# [TEXT PROVIDED]
◆ ◆ ◆

Remember my post about crazy busy. Yeah, well, there’s a reason I know all about that….school, work projects, family and hey! Let’s toss in a trip to Greece!
Not just a trip to Greece, but a trip to serve in refugee camps IN Greece. I’ve been wanting to serve in a refugee camp (or more than one) for some months now and about 6 weeks ago, decided now was the time. I also wanted Greg to join me this time. Being so busy with everything else, I have not had much time to think about the trip. In fact, I bought tickets barely two weeks ago.
We still managed to gather 150 pounds of donations – thanks, friends! We brought with us 200 darling little wooden cars, donated by The Happy Factory and hundreds of pairs of socks, underwear and about 4 dozen pairs of leggings. I have awesome friends. We took one additional 50 pound bag of donations, threw some clothes into 2 rolling carry-ons, added 2 backpacks with a camera, Kindles, a laptop and a couple of toothbrushes and by 8:30 pm Friday night, we were on our way.
I’d like to tell you that I left nothing undone at home before we left, but alas, ‘twould be a lie. My room is a wreck and I still have two papers to finish and a final to take as the semester winds to a close next week but, thanks to wi-fi, I can do that from Greece.
In any case, one of the trade-offs for buying last minute tickets for cheap prices is we got to fly two red-eye flights in a row. The first leg, Salt Lake City to JFK, on Friday night and the second leg, Newark to Athens on Saturday. And no napping in New York! I had only been a couple of times and Greg had never been, so we knew we’d be doing the tourist thing during our long, long layover.

◆ ◆ ◆

# [RECORD EXCERPTS]
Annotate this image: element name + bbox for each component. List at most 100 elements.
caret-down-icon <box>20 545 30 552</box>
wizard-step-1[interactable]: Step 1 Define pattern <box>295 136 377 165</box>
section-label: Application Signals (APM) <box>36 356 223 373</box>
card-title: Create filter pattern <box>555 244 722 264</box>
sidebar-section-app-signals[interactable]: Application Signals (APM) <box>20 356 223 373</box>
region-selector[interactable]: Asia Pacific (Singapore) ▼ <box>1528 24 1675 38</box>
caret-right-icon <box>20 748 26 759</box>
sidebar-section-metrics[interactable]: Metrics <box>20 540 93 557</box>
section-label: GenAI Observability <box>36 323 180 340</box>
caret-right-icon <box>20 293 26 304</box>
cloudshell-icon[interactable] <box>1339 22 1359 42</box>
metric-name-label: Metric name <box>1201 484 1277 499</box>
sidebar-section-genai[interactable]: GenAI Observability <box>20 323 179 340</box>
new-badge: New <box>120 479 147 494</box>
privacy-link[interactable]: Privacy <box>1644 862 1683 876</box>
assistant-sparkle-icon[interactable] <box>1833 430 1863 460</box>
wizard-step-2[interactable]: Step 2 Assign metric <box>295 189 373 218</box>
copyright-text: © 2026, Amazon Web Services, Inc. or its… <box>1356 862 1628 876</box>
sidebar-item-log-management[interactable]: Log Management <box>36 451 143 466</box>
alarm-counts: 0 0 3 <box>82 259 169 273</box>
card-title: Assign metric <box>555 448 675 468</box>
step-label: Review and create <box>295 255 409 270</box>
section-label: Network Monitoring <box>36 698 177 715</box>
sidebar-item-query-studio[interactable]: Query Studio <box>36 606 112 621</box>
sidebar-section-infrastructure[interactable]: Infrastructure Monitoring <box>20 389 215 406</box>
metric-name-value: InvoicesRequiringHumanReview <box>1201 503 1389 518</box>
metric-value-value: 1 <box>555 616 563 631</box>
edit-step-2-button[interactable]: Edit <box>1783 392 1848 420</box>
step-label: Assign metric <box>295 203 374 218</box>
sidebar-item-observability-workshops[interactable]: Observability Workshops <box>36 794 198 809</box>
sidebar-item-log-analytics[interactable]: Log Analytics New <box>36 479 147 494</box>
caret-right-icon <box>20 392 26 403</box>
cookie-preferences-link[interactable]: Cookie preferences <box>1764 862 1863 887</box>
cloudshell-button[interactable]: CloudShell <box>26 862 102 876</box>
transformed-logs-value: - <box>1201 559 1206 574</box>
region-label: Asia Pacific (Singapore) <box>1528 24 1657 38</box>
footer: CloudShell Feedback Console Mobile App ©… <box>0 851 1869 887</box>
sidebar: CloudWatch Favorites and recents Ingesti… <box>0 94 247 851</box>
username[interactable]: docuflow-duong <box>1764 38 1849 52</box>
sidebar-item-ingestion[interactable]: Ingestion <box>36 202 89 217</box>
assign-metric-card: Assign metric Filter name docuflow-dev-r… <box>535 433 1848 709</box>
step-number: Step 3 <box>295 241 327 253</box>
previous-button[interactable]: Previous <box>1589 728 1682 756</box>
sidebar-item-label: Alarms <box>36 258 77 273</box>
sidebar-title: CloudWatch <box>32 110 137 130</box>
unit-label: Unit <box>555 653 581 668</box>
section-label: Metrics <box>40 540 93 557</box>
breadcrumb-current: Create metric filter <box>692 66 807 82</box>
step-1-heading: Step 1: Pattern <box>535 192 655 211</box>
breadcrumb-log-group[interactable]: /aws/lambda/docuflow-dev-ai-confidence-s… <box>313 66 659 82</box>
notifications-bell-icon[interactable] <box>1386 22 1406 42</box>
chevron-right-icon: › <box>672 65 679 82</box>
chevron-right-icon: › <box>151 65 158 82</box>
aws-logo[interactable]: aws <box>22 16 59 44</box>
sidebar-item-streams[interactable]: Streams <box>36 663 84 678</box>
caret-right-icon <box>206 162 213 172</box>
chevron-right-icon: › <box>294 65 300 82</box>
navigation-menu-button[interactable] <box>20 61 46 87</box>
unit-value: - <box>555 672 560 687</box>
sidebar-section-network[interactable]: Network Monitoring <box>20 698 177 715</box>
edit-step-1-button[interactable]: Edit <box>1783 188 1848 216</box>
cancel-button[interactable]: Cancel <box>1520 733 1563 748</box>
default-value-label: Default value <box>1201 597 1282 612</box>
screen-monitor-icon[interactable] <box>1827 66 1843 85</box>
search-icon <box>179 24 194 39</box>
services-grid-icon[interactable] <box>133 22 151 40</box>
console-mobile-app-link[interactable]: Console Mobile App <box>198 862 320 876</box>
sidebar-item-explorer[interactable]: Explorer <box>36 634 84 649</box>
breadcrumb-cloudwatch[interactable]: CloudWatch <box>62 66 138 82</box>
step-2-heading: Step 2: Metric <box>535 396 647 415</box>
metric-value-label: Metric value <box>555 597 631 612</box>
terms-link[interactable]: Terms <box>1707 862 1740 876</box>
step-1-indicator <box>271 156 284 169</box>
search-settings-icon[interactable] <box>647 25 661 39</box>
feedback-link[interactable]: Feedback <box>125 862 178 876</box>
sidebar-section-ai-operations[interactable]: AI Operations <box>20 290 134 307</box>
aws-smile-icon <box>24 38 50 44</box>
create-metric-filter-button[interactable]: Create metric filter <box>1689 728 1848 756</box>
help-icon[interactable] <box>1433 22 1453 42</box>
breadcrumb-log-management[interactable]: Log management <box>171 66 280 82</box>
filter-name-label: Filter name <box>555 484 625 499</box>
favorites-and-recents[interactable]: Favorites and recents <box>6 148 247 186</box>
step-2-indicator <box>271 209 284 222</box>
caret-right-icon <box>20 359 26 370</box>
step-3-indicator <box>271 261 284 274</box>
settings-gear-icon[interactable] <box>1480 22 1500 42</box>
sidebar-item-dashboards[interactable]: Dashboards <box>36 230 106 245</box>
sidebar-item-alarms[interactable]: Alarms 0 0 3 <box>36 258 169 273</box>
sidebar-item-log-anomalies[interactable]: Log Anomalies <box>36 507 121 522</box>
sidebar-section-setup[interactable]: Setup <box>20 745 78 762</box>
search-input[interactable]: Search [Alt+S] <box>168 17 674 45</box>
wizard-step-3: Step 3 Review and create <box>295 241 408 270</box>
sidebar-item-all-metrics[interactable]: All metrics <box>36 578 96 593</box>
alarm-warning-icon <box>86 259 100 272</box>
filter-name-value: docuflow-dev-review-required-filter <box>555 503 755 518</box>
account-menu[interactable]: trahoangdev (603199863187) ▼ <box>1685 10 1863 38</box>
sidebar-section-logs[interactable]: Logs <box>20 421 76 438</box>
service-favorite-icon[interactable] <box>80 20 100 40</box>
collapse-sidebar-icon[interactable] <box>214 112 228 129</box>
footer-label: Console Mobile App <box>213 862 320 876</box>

◆ ◆ ◆

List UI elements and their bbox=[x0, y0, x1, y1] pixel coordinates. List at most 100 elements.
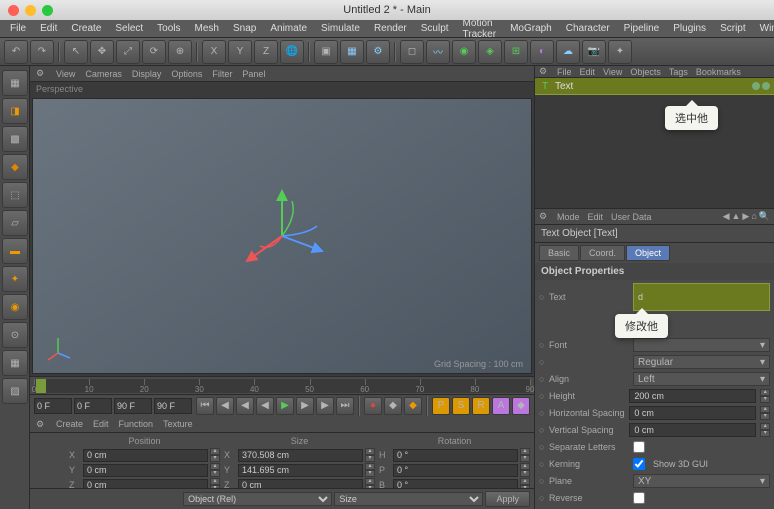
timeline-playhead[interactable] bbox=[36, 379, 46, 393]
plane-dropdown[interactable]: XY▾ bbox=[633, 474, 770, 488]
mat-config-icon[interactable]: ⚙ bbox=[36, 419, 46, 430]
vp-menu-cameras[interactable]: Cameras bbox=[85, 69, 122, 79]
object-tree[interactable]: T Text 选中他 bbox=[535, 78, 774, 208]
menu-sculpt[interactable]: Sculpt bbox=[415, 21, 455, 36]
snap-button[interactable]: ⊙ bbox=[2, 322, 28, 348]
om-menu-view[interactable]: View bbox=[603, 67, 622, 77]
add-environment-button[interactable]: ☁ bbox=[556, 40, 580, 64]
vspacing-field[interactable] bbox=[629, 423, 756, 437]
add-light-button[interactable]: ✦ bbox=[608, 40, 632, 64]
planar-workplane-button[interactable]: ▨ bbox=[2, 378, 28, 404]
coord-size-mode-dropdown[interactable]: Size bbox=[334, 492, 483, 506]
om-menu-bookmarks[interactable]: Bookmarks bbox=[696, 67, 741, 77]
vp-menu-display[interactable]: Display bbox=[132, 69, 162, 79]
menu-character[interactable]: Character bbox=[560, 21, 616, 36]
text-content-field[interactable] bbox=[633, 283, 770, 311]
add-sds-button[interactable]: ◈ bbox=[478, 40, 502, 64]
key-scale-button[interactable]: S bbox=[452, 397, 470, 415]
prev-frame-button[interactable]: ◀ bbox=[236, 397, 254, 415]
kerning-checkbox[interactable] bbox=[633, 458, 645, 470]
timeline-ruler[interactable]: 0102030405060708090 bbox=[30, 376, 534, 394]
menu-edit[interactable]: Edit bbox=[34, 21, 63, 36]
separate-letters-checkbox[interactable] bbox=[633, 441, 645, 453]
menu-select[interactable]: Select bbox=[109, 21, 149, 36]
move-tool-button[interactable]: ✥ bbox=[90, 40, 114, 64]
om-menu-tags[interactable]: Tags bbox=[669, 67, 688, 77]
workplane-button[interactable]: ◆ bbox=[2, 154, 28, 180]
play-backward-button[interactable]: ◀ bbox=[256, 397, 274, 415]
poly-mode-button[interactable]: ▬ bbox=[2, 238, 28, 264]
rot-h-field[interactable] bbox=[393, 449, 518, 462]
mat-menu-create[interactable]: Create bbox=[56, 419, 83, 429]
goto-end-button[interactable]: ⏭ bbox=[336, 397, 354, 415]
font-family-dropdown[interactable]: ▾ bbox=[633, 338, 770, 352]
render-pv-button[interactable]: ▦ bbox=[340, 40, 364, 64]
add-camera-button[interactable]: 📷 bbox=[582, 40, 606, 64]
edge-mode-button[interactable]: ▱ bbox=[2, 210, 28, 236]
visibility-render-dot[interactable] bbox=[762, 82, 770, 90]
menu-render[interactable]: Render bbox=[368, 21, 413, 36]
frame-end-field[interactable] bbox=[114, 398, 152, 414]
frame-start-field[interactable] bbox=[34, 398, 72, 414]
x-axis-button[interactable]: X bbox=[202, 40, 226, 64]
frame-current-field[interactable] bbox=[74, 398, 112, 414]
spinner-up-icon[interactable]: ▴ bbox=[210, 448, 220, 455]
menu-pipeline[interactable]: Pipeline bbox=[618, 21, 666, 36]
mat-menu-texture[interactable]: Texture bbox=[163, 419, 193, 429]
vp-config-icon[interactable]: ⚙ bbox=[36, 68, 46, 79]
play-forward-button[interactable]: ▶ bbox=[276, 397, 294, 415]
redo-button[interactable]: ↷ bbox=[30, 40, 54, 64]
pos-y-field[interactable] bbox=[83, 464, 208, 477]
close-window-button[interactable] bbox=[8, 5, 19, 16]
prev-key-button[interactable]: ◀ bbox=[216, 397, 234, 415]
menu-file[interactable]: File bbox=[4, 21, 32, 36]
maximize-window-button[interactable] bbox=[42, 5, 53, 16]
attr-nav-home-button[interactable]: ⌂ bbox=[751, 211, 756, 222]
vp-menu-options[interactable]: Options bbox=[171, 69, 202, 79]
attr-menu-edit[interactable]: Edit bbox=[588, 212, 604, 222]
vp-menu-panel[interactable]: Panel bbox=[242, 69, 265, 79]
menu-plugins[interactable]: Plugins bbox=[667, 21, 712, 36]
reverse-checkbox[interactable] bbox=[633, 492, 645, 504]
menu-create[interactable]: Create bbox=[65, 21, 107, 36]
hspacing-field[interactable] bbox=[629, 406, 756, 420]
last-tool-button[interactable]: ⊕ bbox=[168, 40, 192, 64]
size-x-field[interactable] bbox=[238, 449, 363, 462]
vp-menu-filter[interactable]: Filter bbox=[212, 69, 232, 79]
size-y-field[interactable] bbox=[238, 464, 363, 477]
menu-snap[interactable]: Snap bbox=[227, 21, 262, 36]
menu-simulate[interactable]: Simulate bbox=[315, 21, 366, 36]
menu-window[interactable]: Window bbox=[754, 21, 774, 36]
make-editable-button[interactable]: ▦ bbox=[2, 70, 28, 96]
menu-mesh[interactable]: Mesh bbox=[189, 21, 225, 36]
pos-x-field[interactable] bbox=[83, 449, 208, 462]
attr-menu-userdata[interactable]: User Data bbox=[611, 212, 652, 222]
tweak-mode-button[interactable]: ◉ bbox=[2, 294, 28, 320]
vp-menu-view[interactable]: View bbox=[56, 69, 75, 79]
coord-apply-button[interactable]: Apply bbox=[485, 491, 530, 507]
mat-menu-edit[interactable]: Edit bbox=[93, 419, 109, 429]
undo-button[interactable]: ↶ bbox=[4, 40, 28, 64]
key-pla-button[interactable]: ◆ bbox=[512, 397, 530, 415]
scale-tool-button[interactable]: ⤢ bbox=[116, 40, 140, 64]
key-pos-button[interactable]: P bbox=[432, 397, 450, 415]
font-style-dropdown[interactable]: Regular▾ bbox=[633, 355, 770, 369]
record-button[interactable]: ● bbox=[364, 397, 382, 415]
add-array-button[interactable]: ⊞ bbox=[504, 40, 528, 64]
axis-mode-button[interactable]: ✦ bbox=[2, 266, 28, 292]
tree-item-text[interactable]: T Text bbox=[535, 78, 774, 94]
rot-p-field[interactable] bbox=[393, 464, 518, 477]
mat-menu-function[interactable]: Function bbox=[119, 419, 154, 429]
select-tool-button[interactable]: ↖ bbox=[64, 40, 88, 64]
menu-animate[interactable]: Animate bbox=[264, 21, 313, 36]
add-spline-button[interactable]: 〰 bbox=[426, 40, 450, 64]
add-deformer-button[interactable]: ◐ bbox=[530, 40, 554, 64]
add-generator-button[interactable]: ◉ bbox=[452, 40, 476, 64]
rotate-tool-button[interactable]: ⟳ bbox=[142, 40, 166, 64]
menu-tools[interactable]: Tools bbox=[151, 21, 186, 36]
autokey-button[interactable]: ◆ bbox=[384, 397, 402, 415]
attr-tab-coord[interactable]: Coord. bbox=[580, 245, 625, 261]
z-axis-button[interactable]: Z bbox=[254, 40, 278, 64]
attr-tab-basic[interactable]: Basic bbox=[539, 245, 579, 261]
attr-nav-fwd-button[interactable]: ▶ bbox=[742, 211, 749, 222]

◆ ◆ ◆

# [EXERCISE]
Resume the travel post about the trip to serve in refugee camps in Greece, starting right after its last sentence. The entries were taken from a different source than the text.

# [TASK RESPONSE]
We landed about 6:15 am Eastern time, or 4:15 am to us. Short night. After paying to stow our luggage at JFK, we took the subway into downtown Manhattan and went to Battery Park to get tickets to go to Liberty and Ellis Islands. It was a Saturday, granted, but the middle of April hardly seems peak tourist season. The lines to buy tickets for the ferries and then get one them were painfully long – and not only long, but awkwardly close. “ Why are all these people touching me?!” I’m an American, OK, and I have personal space boundaries that were getting crossed all day long. And I’m an extrovert!
It was probably 12:30 by the time we got on the ferry to make the short journey to Liberty Island and I already had blisters on my feet – 3 on the left, 1 on the right. Even with nice new Nikes. Sigh. I just cannot find tennis shoes that are comfortable and don’t cause blisters. I’ve been limping ever since….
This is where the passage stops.